## WORK TO BE COMPLETED
Count the lines in the records below that contain the word "text", and reply with only that number.

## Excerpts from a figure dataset
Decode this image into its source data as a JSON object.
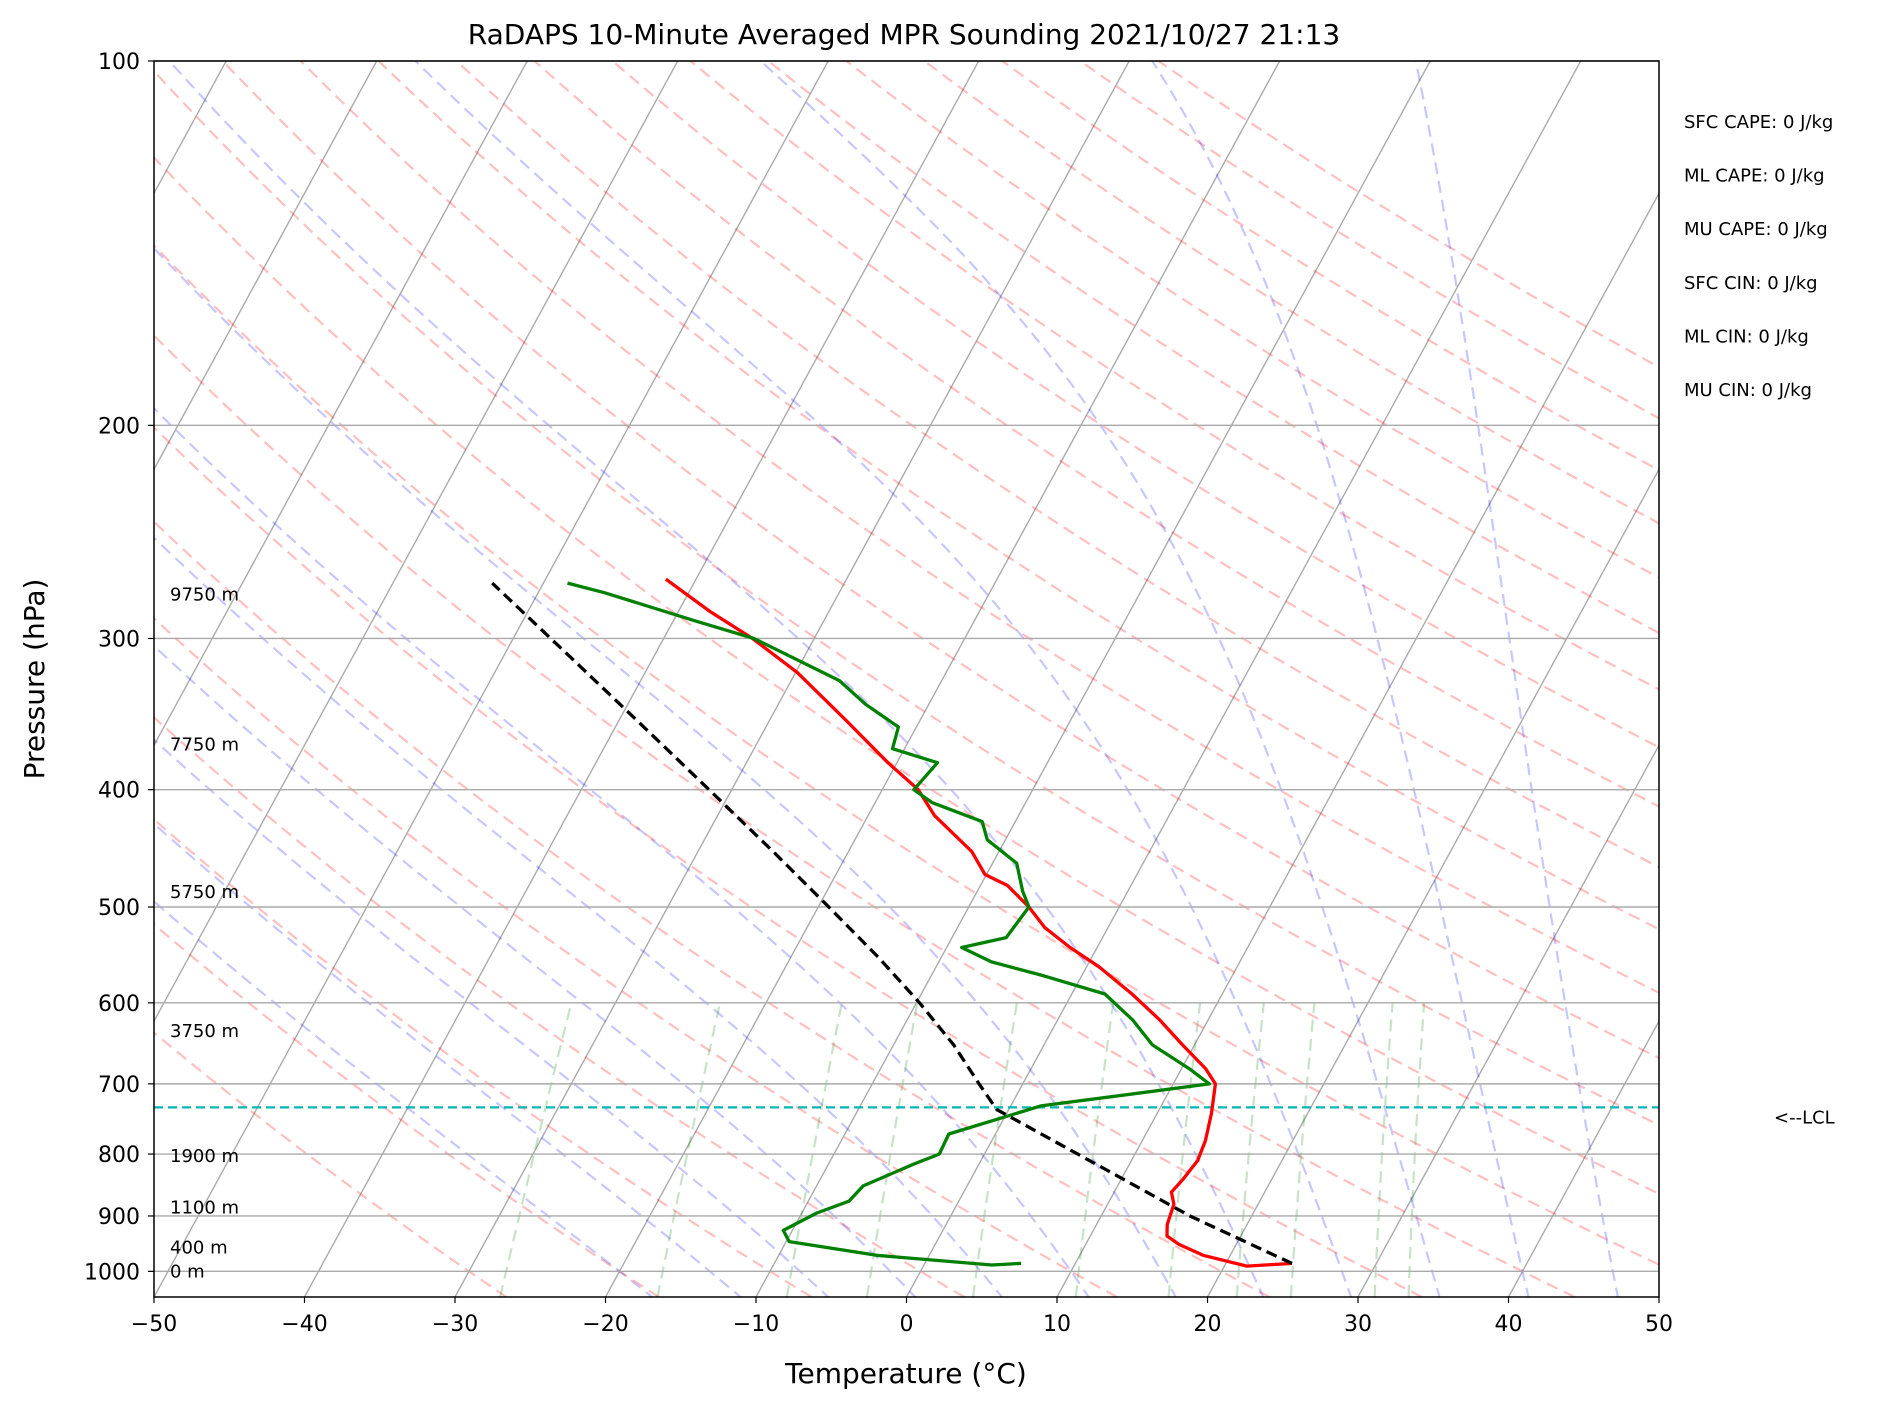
{
  "chart_data": {
    "type": "line",
    "subtype": "skew-T log-P sounding",
    "title": "RaDAPS 10-Minute Averaged MPR Sounding 2021/10/27 21:13",
    "xlabel": "Temperature (°C)",
    "ylabel": "Pressure (hPa)",
    "xlim": [
      -50,
      50
    ],
    "ylim": [
      1050,
      100
    ],
    "y_scale": "log",
    "x_ticks": [
      -50,
      -40,
      -30,
      -20,
      -10,
      0,
      10,
      20,
      30,
      40,
      50
    ],
    "x_tick_labels": [
      "−50",
      "−40",
      "−30",
      "−20",
      "−10",
      "0",
      "10",
      "20",
      "30",
      "40",
      "50"
    ],
    "y_ticks": [
      100,
      200,
      300,
      400,
      500,
      600,
      700,
      800,
      900,
      1000
    ],
    "y_tick_labels": [
      "100",
      "200",
      "300",
      "400",
      "500",
      "600",
      "700",
      "800",
      "900",
      "1000"
    ],
    "grid": true,
    "series": [
      {
        "key": "temperature",
        "color": "#ff0000",
        "points": [
          [
            985,
            24.4
          ],
          [
            990,
            21.5
          ],
          [
            970,
            18.2
          ],
          [
            950,
            16.2
          ],
          [
            935,
            15.1
          ],
          [
            915,
            14.7
          ],
          [
            880,
            14.4
          ],
          [
            860,
            13.8
          ],
          [
            840,
            14.1
          ],
          [
            810,
            14.4
          ],
          [
            780,
            14.2
          ],
          [
            740,
            13.6
          ],
          [
            700,
            12.8
          ],
          [
            680,
            11.6
          ],
          [
            650,
            9.2
          ],
          [
            620,
            6.8
          ],
          [
            590,
            4.0
          ],
          [
            560,
            0.8
          ],
          [
            540,
            -1.8
          ],
          [
            520,
            -4.2
          ],
          [
            500,
            -6.0
          ],
          [
            480,
            -8.2
          ],
          [
            470,
            -10.1
          ],
          [
            450,
            -11.8
          ],
          [
            420,
            -15.6
          ],
          [
            400,
            -17.6
          ],
          [
            380,
            -20.6
          ],
          [
            350,
            -25.0
          ],
          [
            320,
            -29.9
          ],
          [
            300,
            -34.1
          ],
          [
            285,
            -37.9
          ],
          [
            268,
            -42.0
          ]
        ]
      },
      {
        "key": "dewpoint",
        "color": "#008000",
        "points": [
          [
            985,
            6.4
          ],
          [
            988,
            4.5
          ],
          [
            970,
            -3.5
          ],
          [
            945,
            -9.8
          ],
          [
            925,
            -10.6
          ],
          [
            895,
            -9.0
          ],
          [
            875,
            -7.3
          ],
          [
            850,
            -6.9
          ],
          [
            815,
            -4.3
          ],
          [
            800,
            -3.0
          ],
          [
            770,
            -3.1
          ],
          [
            730,
            2.0
          ],
          [
            700,
            12.4
          ],
          [
            680,
            10.5
          ],
          [
            650,
            7.2
          ],
          [
            620,
            5.0
          ],
          [
            590,
            2.2
          ],
          [
            570,
            -2.5
          ],
          [
            555,
            -6.5
          ],
          [
            540,
            -9.0
          ],
          [
            530,
            -6.4
          ],
          [
            500,
            -6.0
          ],
          [
            485,
            -7.0
          ],
          [
            460,
            -8.4
          ],
          [
            440,
            -11.2
          ],
          [
            425,
            -12.2
          ],
          [
            410,
            -16.2
          ],
          [
            400,
            -17.9
          ],
          [
            380,
            -17.3
          ],
          [
            370,
            -20.8
          ],
          [
            355,
            -21.2
          ],
          [
            340,
            -24.2
          ],
          [
            325,
            -26.8
          ],
          [
            300,
            -34.0
          ],
          [
            290,
            -38.6
          ],
          [
            275,
            -45.6
          ],
          [
            270,
            -48.4
          ]
        ]
      },
      {
        "key": "parcel",
        "color": "#000000",
        "dash": "dashed",
        "points": [
          [
            985,
            24.4
          ],
          [
            900,
            15.9
          ],
          [
            800,
            6.2
          ],
          [
            735,
            -0.8
          ],
          [
            700,
            -2.9
          ],
          [
            650,
            -6.0
          ],
          [
            600,
            -9.8
          ],
          [
            550,
            -14.2
          ],
          [
            500,
            -19.3
          ],
          [
            450,
            -25.0
          ],
          [
            400,
            -31.5
          ],
          [
            350,
            -38.9
          ],
          [
            300,
            -47.5
          ],
          [
            270,
            -53.4
          ]
        ]
      }
    ],
    "lcl_pressure_hpa": 732,
    "lcl_label": "<--LCL",
    "height_labels": [
      {
        "text": "9750 m",
        "pressure": 276
      },
      {
        "text": "7750 m",
        "pressure": 367
      },
      {
        "text": "5750 m",
        "pressure": 486
      },
      {
        "text": "3750 m",
        "pressure": 633
      },
      {
        "text": "1900 m",
        "pressure": 803
      },
      {
        "text": "1100 m",
        "pressure": 886
      },
      {
        "text": "400 m",
        "pressure": 956
      },
      {
        "text": "0 m",
        "pressure": 1000
      }
    ],
    "annotations": [
      {
        "label": "SFC CAPE",
        "value": "0 J/kg"
      },
      {
        "label": "ML CAPE",
        "value": "0 J/kg"
      },
      {
        "label": "MU CAPE",
        "value": "0 J/kg"
      },
      {
        "label": "SFC CIN",
        "value": "0 J/kg"
      },
      {
        "label": "ML CIN",
        "value": "0 J/kg"
      },
      {
        "label": "MU CIN",
        "value": "0 J/kg"
      }
    ],
    "colors": {
      "isotherm": "#aaaaaa",
      "dry_adiabat": "#ff0000",
      "moist_adiabat": "#0000ff",
      "mixing_ratio": "#008000",
      "lcl": "#00b5b5",
      "grid": "#aaaaaa"
    }
  }
}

## TASK ANSWER
8